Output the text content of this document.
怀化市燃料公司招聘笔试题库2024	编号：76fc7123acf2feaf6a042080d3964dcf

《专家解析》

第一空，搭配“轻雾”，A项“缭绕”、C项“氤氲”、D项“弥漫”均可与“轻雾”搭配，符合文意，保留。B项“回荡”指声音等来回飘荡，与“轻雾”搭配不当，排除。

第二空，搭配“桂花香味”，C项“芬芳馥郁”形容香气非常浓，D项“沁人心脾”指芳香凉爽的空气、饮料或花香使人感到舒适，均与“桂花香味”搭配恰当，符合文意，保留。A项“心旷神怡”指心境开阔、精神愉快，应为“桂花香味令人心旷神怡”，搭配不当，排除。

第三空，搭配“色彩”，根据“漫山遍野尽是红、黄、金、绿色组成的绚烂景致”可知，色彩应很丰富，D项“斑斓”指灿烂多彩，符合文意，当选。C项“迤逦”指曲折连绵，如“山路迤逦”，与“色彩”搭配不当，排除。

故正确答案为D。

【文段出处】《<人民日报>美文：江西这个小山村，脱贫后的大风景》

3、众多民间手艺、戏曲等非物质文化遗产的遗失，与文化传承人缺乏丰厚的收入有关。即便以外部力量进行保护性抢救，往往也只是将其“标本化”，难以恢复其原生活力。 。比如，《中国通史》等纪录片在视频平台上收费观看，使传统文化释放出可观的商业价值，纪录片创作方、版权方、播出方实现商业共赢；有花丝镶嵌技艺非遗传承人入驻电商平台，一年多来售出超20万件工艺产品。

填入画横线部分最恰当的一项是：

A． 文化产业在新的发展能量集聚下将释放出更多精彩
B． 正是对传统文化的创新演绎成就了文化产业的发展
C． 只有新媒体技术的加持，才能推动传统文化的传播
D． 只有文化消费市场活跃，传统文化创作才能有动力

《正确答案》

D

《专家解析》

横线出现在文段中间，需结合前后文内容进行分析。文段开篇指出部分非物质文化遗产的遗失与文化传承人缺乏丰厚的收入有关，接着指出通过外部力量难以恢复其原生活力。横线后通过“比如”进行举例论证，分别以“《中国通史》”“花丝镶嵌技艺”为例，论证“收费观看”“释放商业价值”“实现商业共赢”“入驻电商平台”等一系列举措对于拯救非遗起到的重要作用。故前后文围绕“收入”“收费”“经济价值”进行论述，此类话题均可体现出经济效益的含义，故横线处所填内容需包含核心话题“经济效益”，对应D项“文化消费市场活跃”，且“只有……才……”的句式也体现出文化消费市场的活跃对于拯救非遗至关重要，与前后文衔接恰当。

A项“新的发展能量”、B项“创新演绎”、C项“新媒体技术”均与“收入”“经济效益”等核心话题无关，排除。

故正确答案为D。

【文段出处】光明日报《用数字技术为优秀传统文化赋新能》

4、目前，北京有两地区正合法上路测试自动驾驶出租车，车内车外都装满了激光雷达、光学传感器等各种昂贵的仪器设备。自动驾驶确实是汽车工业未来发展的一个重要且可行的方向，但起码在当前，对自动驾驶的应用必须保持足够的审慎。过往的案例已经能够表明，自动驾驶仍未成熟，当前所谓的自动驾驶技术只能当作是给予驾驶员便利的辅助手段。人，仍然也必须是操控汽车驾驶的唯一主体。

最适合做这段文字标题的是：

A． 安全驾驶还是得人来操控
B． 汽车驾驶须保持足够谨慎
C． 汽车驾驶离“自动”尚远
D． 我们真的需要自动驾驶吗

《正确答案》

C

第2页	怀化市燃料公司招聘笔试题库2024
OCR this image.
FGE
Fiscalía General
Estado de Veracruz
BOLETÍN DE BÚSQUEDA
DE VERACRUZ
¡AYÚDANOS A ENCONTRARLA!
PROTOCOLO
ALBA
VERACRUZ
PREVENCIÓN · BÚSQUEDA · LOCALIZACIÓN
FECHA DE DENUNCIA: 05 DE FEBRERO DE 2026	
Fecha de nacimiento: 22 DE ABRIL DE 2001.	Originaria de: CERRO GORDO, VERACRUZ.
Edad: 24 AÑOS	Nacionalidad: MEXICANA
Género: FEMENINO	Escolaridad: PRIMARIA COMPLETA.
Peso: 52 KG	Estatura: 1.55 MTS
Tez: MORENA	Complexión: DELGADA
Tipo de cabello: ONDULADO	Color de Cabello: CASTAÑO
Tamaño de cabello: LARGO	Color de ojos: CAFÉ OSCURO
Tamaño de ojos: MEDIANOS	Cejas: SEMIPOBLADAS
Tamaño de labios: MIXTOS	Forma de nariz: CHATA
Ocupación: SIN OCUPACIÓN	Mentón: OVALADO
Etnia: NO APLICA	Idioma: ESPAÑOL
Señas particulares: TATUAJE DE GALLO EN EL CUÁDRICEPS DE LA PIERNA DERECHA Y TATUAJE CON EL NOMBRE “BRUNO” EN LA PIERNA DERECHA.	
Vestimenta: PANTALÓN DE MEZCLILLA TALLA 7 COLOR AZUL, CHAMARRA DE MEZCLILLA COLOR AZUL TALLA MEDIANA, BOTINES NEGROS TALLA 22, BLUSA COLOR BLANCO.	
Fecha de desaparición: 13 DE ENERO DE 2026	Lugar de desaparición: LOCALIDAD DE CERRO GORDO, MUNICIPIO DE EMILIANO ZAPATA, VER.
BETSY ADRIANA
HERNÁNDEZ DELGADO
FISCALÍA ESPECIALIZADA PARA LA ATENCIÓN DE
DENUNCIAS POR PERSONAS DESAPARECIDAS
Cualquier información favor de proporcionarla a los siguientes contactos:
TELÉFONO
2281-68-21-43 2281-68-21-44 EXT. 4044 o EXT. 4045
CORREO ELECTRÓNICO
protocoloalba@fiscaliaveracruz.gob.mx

==============================

• CHALLENGE
Produce an exact copy of all the records.

• TASK SOLUTION
Output the text content of this document.
怀化市燃料公司招聘笔试题库2024	编号：76fc7123acf2feaf6a042080d3964dcf

《专家解析》

第一空，搭配“轻雾”，A项“缭绕”、C项“氤氲”、D项“弥漫”均可与“轻雾”搭配，符合文意，保留。B项“回荡”指声音等来回飘荡，与“轻雾”搭配不当，排除。

第二空，搭配“桂花香味”，C项“芬芳馥郁”形容香气非常浓，D项“沁人心脾”指芳香凉爽的空气、饮料或花香使人感到舒适，均与“桂花香味”搭配恰当，符合文意，保留。A项“心旷神怡”指心境开阔、精神愉快，应为“桂花香味令人心旷神怡”，搭配不当，排除。

第三空，搭配“色彩”，根据“漫山遍野尽是红、黄、金、绿色组成的绚烂景致”可知，色彩应很丰富，D项“斑斓”指灿烂多彩，符合文意，当选。C项“迤逦”指曲折连绵，如“山路迤逦”，与“色彩”搭配不当，排除。

故正确答案为D。

【文段出处】《<人民日报>美文：江西这个小山村，脱贫后的大风景》

3、众多民间手艺、戏曲等非物质文化遗产的遗失，与文化传承人缺乏丰厚的收入有关。即便以外部力量进行保护性抢救，往往也只是将其“标本化”，难以恢复其原生活力。 。比如，《中国通史》等纪录片在视频平台上收费观看，使传统文化释放出可观的商业价值，纪录片创作方、版权方、播出方实现商业共赢；有花丝镶嵌技艺非遗传承人入驻电商平台，一年多来售出超20万件工艺产品。

填入画横线部分最恰当的一项是：

A． 文化产业在新的发展能量集聚下将释放出更多精彩
B． 正是对传统文化的创新演绎成就了文化产业的发展
C． 只有新媒体技术的加持，才能推动传统文化的传播
D． 只有文化消费市场活跃，传统文化创作才能有动力

《正确答案》

D

《专家解析》

横线出现在文段中间，需结合前后文内容进行分析。文段开篇指出部分非物质文化遗产的遗失与文化传承人缺乏丰厚的收入有关，接着指出通过外部力量难以恢复其原生活力。横线后通过“比如”进行举例论证，分别以“《中国通史》”“花丝镶嵌技艺”为例，论证“收费观看”“释放商业价值”“实现商业共赢”“入驻电商平台”等一系列举措对于拯救非遗起到的重要作用。故前后文围绕“收入”“收费”“经济价值”进行论述，此类话题均可体现出经济效益的含义，故横线处所填内容需包含核心话题“经济效益”，对应D项“文化消费市场活跃”，且“只有……才……”的句式也体现出文化消费市场的活跃对于拯救非遗至关重要，与前后文衔接恰当。

A项“新的发展能量”、B项“创新演绎”、C项“新媒体技术”均与“收入”“经济效益”等核心话题无关，排除。

故正确答案为D。

【文段出处】光明日报《用数字技术为优秀传统文化赋新能》

4、目前，北京有两地区正合法上路测试自动驾驶出租车，车内车外都装满了激光雷达、光学传感器等各种昂贵的仪器设备。自动驾驶确实是汽车工业未来发展的一个重要且可行的方向，但起码在当前，对自动驾驶的应用必须保持足够的审慎。过往的案例已经能够表明，自动驾驶仍未成熟，当前所谓的自动驾驶技术只能当作是给予驾驶员便利的辅助手段。人，仍然也必须是操控汽车驾驶的唯一主体。

最适合做这段文字标题的是：

A． 安全驾驶还是得人来操控
B． 汽车驾驶须保持足够谨慎
C． 汽车驾驶离“自动”尚远
D． 我们真的需要自动驾驶吗

《正确答案》

C

第2页	怀化市燃料公司招聘笔试题库2024
OCR this image.
FGE
Fiscalía General
Estado de Veracruz
BOLETÍN DE BÚSQUEDA
DE VERACRUZ
¡AYÚDANOS A ENCONTRARLA!
PROTOCOLO
ALBA
VERACRUZ
PREVENCIÓN · BÚSQUEDA · LOCALIZACIÓN
FECHA DE DENUNCIA: 05 DE FEBRERO DE 2026	
Fecha de nacimiento: 22 DE ABRIL DE 2001.	Originaria de: CERRO GORDO, VERACRUZ.
Edad: 24 AÑOS	Nacionalidad: MEXICANA
Género: FEMENINO	Escolaridad: PRIMARIA COMPLETA.
Peso: 52 KG	Estatura: 1.55 MTS
Tez: MORENA	Complexión: DELGADA
Tipo de cabello: ONDULADO	Color de Cabello: CASTAÑO
Tamaño de cabello: LARGO	Color de ojos: CAFÉ OSCURO
Tamaño de ojos: MEDIANOS	Cejas: SEMIPOBLADAS
Tamaño de labios: MIXTOS	Forma de nariz: CHATA
Ocupación: SIN OCUPACIÓN	Mentón: OVALADO
Etnia: NO APLICA	Idioma: ESPAÑOL
Señas particulares: TATUAJE DE GALLO EN EL CUÁDRICEPS DE LA PIERNA DERECHA Y TATUAJE CON EL NOMBRE “BRUNO” EN LA PIERNA DERECHA.	
Vestimenta: PANTALÓN DE MEZCLILLA TALLA 7 COLOR AZUL, CHAMARRA DE MEZCLILLA COLOR AZUL TALLA MEDIANA, BOTINES NEGROS TALLA 22, BLUSA COLOR BLANCO.	
Fecha de desaparición: 13 DE ENERO DE 2026	Lugar de desaparición: LOCALIDAD DE CERRO GORDO, MUNICIPIO DE EMILIANO ZAPATA, VER.
BETSY ADRIANA
HERNÁNDEZ DELGADO
FISCALÍA ESPECIALIZADA PARA LA ATENCIÓN DE
DENUNCIAS POR PERSONAS DESAPARECIDAS
Cualquier información favor de proporcionarla a los siguientes contactos:
TELÉFONO
2281-68-21-43 2281-68-21-44 EXT. 4044 o EXT. 4045
CORREO ELECTRÓNICO
protocoloalba@fiscaliaveracruz.gob.mx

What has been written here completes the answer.